[Stored entries]
= = = = =

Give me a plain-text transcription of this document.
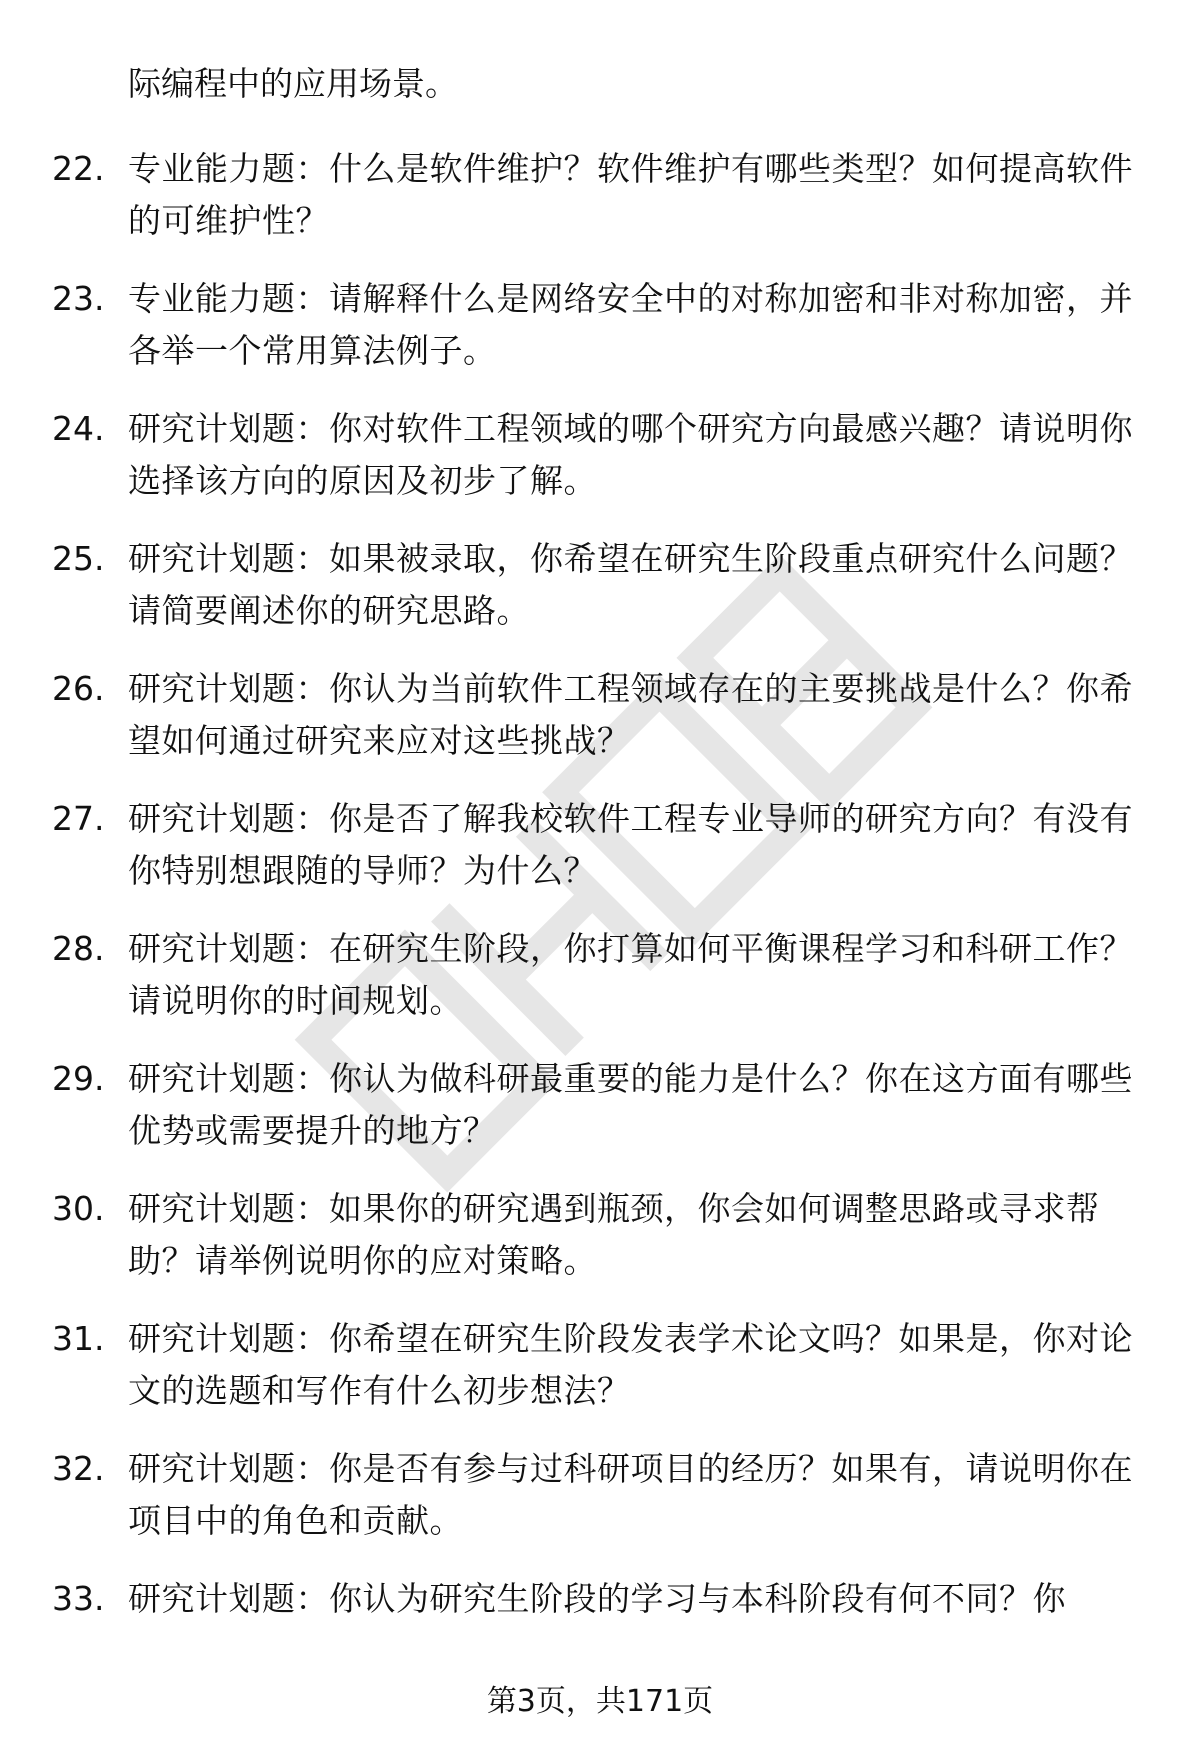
际编程中的应用场景。
22. 专业能力题：什么是软件维护？软件维护有哪些类型？如何提高软件的可维护性？
23. 专业能力题：请解释什么是网络安全中的对称加密和非对称加密，并各举一个常用算法例子。
24. 研究计划题：你对软件工程领域的哪个研究方向最感兴趣？请说明你选择该方向的原因及初步了解。
25. 研究计划题：如果被录取，你希望在研究生阶段重点研究什么问题？请简要阐述你的研究思路。
26. 研究计划题：你认为当前软件工程领域存在的主要挑战是什么？你希望如何通过研究来应对这些挑战？
27. 研究计划题：你是否了解我校软件工程专业导师的研究方向？有没有你特别想跟随的导师？为什么？
28. 研究计划题：在研究生阶段，你打算如何平衡课程学习和科研工作？请说明你的时间规划。
29. 研究计划题：你认为做科研最重要的能力是什么？你在这方面有哪些优势或需要提升的地方？
30. 研究计划题：如果你的研究遇到瓶颈，你会如何调整思路或寻求帮助？请举例说明你的应对策略。
31. 研究计划题：你希望在研究生阶段发表学术论文吗？如果是，你对论文的选题和写作有什么初步想法？
32. 研究计划题：你是否有参与过科研项目的经历？如果有，请说明你在项目中的角色和贡献。
33. 研究计划题：你认为研究生阶段的学习与本科阶段有何不同？你
第3页，共171页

= = = = =

Directions for this task: Could you repeat all of the material exactly? Pictures should not be copied.

Final result:
Give me a plain-text transcription of this document.
际编程中的应用场景。
22. 专业能力题：什么是软件维护？软件维护有哪些类型？如何提高软件的可维护性？
23. 专业能力题：请解释什么是网络安全中的对称加密和非对称加密，并各举一个常用算法例子。
24. 研究计划题：你对软件工程领域的哪个研究方向最感兴趣？请说明你选择该方向的原因及初步了解。
25. 研究计划题：如果被录取，你希望在研究生阶段重点研究什么问题？请简要阐述你的研究思路。
26. 研究计划题：你认为当前软件工程领域存在的主要挑战是什么？你希望如何通过研究来应对这些挑战？
27. 研究计划题：你是否了解我校软件工程专业导师的研究方向？有没有你特别想跟随的导师？为什么？
28. 研究计划题：在研究生阶段，你打算如何平衡课程学习和科研工作？请说明你的时间规划。
29. 研究计划题：你认为做科研最重要的能力是什么？你在这方面有哪些优势或需要提升的地方？
30. 研究计划题：如果你的研究遇到瓶颈，你会如何调整思路或寻求帮助？请举例说明你的应对策略。
31. 研究计划题：你希望在研究生阶段发表学术论文吗？如果是，你对论文的选题和写作有什么初步想法？
32. 研究计划题：你是否有参与过科研项目的经历？如果有，请说明你在项目中的角色和贡献。
33. 研究计划题：你认为研究生阶段的学习与本科阶段有何不同？你
第3页，共171页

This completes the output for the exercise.